Exercise requirements:
The full set of records must be returned exactly, character for character.

Dataset entries on figures
========

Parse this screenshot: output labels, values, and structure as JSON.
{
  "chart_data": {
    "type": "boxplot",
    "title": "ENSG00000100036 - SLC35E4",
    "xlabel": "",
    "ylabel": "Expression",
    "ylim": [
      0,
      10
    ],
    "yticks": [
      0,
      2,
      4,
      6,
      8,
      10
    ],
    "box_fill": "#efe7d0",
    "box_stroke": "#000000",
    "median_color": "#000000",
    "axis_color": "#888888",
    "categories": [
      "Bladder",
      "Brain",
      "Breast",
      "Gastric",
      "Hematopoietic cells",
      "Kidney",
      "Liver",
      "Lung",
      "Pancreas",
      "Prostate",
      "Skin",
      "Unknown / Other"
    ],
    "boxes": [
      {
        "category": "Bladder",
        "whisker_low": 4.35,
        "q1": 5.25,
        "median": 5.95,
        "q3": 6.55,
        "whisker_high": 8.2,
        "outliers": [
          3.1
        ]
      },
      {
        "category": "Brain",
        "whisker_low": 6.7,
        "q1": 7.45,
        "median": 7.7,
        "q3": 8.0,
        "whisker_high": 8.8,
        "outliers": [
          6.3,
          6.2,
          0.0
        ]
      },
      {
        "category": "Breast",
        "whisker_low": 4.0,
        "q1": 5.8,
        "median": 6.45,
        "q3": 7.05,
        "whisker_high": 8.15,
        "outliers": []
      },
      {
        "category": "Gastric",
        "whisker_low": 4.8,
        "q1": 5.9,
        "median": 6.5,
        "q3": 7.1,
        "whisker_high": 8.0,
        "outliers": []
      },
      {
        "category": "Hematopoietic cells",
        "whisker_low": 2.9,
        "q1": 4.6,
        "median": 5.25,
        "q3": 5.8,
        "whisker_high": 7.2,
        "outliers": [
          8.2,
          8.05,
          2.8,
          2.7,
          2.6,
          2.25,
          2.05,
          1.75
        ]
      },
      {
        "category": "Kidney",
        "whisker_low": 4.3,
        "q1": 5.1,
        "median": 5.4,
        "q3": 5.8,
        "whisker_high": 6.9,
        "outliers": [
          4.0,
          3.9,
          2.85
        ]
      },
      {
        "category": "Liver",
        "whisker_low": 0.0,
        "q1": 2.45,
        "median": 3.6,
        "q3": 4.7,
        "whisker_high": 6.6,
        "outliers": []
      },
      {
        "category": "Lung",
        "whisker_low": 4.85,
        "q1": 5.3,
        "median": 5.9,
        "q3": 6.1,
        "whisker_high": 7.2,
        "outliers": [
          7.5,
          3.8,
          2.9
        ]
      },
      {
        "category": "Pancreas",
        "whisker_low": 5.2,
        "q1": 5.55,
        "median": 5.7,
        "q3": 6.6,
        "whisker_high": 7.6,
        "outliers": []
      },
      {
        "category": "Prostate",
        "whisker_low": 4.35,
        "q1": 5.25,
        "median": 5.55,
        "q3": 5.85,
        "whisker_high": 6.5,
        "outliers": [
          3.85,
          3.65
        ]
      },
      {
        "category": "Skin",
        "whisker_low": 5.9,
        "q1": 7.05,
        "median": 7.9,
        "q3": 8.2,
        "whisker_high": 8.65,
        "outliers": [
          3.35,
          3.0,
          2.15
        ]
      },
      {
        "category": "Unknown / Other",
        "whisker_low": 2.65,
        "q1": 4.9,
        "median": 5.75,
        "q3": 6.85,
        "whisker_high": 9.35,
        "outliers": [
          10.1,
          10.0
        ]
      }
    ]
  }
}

========

Task response:
Parse this screenshot: output labels, values, and structure as JSON.
{
  "chart_data": {
    "type": "boxplot",
    "title": "ENSG00000100036 - SLC35E4",
    "xlabel": "",
    "ylabel": "Expression",
    "ylim": [
      0,
      10
    ],
    "yticks": [
      0,
      2,
      4,
      6,
      8,
      10
    ],
    "box_fill": "#efe7d0",
    "box_stroke": "#000000",
    "median_color": "#000000",
    "axis_color": "#888888",
    "categories": [
      "Bladder",
      "Brain",
      "Breast",
      "Gastric",
      "Hematopoietic cells",
      "Kidney",
      "Liver",
      "Lung",
      "Pancreas",
      "Prostate",
      "Skin",
      "Unknown / Other"
    ],
    "boxes": [
      {
        "category": "Bladder",
        "whisker_low": 4.35,
        "q1": 5.25,
        "median": 5.95,
        "q3": 6.55,
        "whisker_high": 8.2,
        "outliers": [
          3.1
        ]
      },
      {
        "category": "Brain",
        "whisker_low": 6.7,
        "q1": 7.45,
        "median": 7.7,
        "q3": 8.0,
        "whisker_high": 8.8,
        "outliers": [
          6.3,
          6.2,
          0.0
        ]
      },
      {
        "category": "Breast",
        "whisker_low": 4.0,
        "q1": 5.8,
        "median": 6.45,
        "q3": 7.05,
        "whisker_high": 8.15,
        "outliers": []
      },
      {
        "category": "Gastric",
        "whisker_low": 4.8,
        "q1": 5.9,
        "median": 6.5,
        "q3": 7.1,
        "whisker_high": 8.0,
        "outliers": []
      },
      {
        "category": "Hematopoietic cells",
        "whisker_low": 2.9,
        "q1": 4.6,
        "median": 5.25,
        "q3": 5.8,
        "whisker_high": 7.2,
        "outliers": [
          8.2,
          8.05,
          2.8,
          2.7,
          2.6,
          2.25,
          2.05,
          1.75
        ]
      },
      {
        "category": "Kidney",
        "whisker_low": 4.3,
        "q1": 5.1,
        "median": 5.4,
        "q3": 5.8,
        "whisker_high": 6.9,
        "outliers": [
          4.0,
          3.9,
          2.85
        ]
      },
      {
        "category": "Liver",
        "whisker_low": 0.0,
        "q1": 2.45,
        "median": 3.6,
        "q3": 4.7,
        "whisker_high": 6.6,
        "outliers": []
      },
      {
        "category": "Lung",
        "whisker_low": 4.85,
        "q1": 5.3,
        "median": 5.9,
        "q3": 6.1,
        "whisker_high": 7.2,
        "outliers": [
          7.5,
          3.8,
          2.9
        ]
      },
      {
        "category": "Pancreas",
        "whisker_low": 5.2,
        "q1": 5.55,
        "median": 5.7,
        "q3": 6.6,
        "whisker_high": 7.6,
        "outliers": []
      },
      {
        "category": "Prostate",
        "whisker_low": 4.35,
        "q1": 5.25,
        "median": 5.55,
        "q3": 5.85,
        "whisker_high": 6.5,
        "outliers": [
          3.85,
          3.65
        ]
      },
      {
        "category": "Skin",
        "whisker_low": 5.9,
        "q1": 7.05,
        "median": 7.9,
        "q3": 8.2,
        "whisker_high": 8.65,
        "outliers": [
          3.35,
          3.0,
          2.15
        ]
      },
      {
        "category": "Unknown / Other",
        "whisker_low": 2.65,
        "q1": 4.9,
        "median": 5.75,
        "q3": 6.85,
        "whisker_high": 9.35,
        "outliers": [
          10.1,
          10.0
        ]
      }
    ]
  }
}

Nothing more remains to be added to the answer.